Collected data entries:
===
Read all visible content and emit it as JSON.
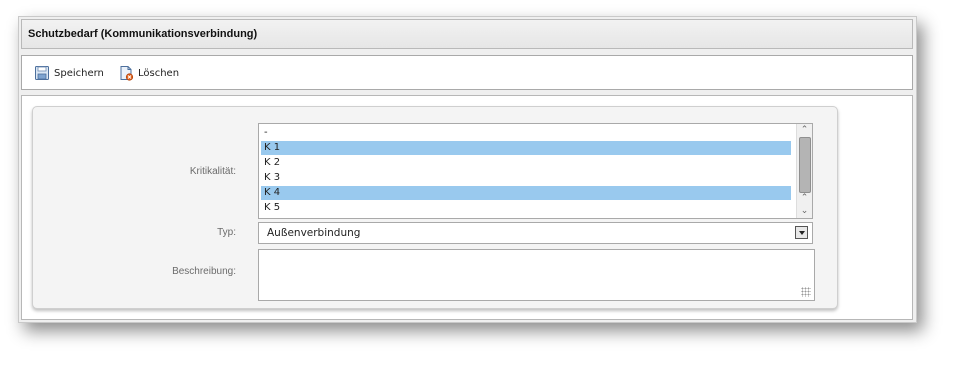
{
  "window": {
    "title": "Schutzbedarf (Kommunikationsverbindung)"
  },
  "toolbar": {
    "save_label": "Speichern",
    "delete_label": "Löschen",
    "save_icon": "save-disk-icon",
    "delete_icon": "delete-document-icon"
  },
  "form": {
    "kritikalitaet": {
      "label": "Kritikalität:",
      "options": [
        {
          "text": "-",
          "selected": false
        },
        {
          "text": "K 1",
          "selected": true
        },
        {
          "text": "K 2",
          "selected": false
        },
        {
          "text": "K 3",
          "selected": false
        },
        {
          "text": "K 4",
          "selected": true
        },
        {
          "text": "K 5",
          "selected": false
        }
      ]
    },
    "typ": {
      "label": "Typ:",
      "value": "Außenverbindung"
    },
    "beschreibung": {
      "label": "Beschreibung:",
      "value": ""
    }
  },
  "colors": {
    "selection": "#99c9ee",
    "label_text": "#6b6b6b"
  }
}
===
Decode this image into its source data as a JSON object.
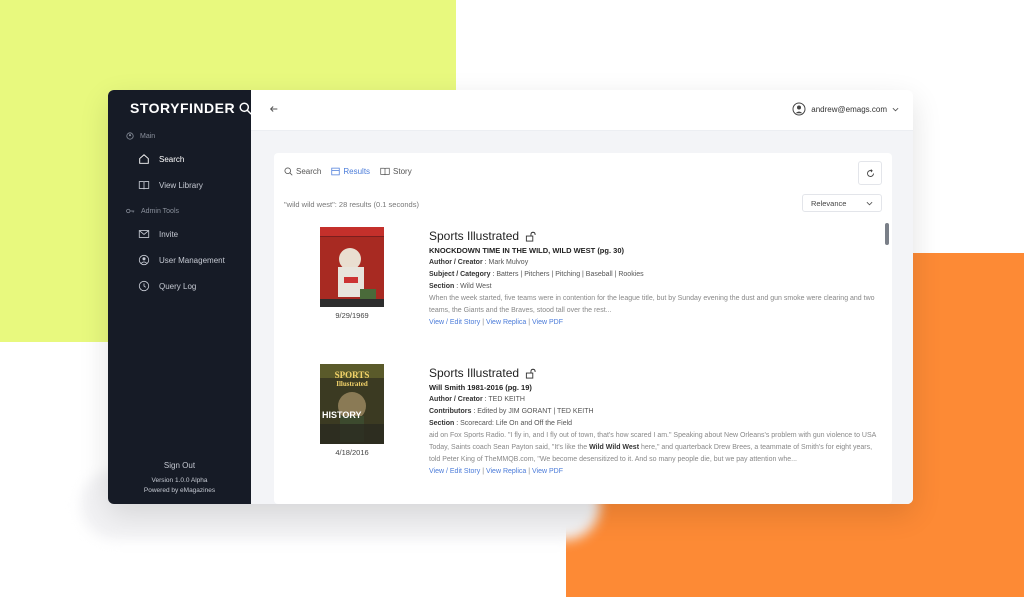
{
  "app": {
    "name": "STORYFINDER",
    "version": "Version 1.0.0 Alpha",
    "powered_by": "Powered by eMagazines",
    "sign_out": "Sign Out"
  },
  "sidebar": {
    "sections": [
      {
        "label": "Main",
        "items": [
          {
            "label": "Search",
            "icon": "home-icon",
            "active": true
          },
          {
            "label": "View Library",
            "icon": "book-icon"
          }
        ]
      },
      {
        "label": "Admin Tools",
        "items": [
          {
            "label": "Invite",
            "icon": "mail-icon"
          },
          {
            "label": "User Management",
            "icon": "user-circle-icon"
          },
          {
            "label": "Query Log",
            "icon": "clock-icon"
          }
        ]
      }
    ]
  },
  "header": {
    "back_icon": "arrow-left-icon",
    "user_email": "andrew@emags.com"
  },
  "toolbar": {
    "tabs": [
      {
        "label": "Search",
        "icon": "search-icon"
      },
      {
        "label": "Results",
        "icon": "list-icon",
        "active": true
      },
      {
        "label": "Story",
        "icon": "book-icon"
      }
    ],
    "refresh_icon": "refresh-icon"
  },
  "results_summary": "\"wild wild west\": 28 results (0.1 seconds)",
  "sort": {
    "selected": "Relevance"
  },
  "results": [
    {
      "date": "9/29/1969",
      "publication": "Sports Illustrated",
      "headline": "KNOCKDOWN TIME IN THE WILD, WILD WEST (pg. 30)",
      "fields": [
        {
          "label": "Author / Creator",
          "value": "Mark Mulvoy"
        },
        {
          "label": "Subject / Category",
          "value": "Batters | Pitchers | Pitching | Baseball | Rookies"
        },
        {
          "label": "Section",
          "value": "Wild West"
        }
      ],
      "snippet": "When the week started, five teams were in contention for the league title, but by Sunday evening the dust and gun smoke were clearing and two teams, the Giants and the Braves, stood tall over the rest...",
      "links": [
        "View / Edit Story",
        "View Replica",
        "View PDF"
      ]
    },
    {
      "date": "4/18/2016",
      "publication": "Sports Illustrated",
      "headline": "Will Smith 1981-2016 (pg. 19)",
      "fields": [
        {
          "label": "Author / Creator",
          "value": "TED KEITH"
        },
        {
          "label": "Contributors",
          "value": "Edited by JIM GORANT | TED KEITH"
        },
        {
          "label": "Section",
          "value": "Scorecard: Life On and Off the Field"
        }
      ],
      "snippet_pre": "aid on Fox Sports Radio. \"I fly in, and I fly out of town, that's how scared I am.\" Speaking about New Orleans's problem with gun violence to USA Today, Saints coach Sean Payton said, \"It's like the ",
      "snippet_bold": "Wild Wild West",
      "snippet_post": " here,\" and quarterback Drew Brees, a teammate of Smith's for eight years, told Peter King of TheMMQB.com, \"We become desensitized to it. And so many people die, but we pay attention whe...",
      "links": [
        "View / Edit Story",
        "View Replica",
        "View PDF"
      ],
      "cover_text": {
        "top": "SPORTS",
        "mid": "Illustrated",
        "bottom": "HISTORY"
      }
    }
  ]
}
===
WHAT YOU SHOULD DO:
Search the data above for lines holding "Smith" and copy each of them.

SOLVED EXERCISE:
      "headline": "Will Smith 1981-2016 (pg. 19)",
      "snippet_post": " here,\" and quarterback Drew Brees, a teammate of Smith's for eight years, told Peter King of TheMMQB.com, \"We become desensitized to it. And so many people die, but we pay attention whe...",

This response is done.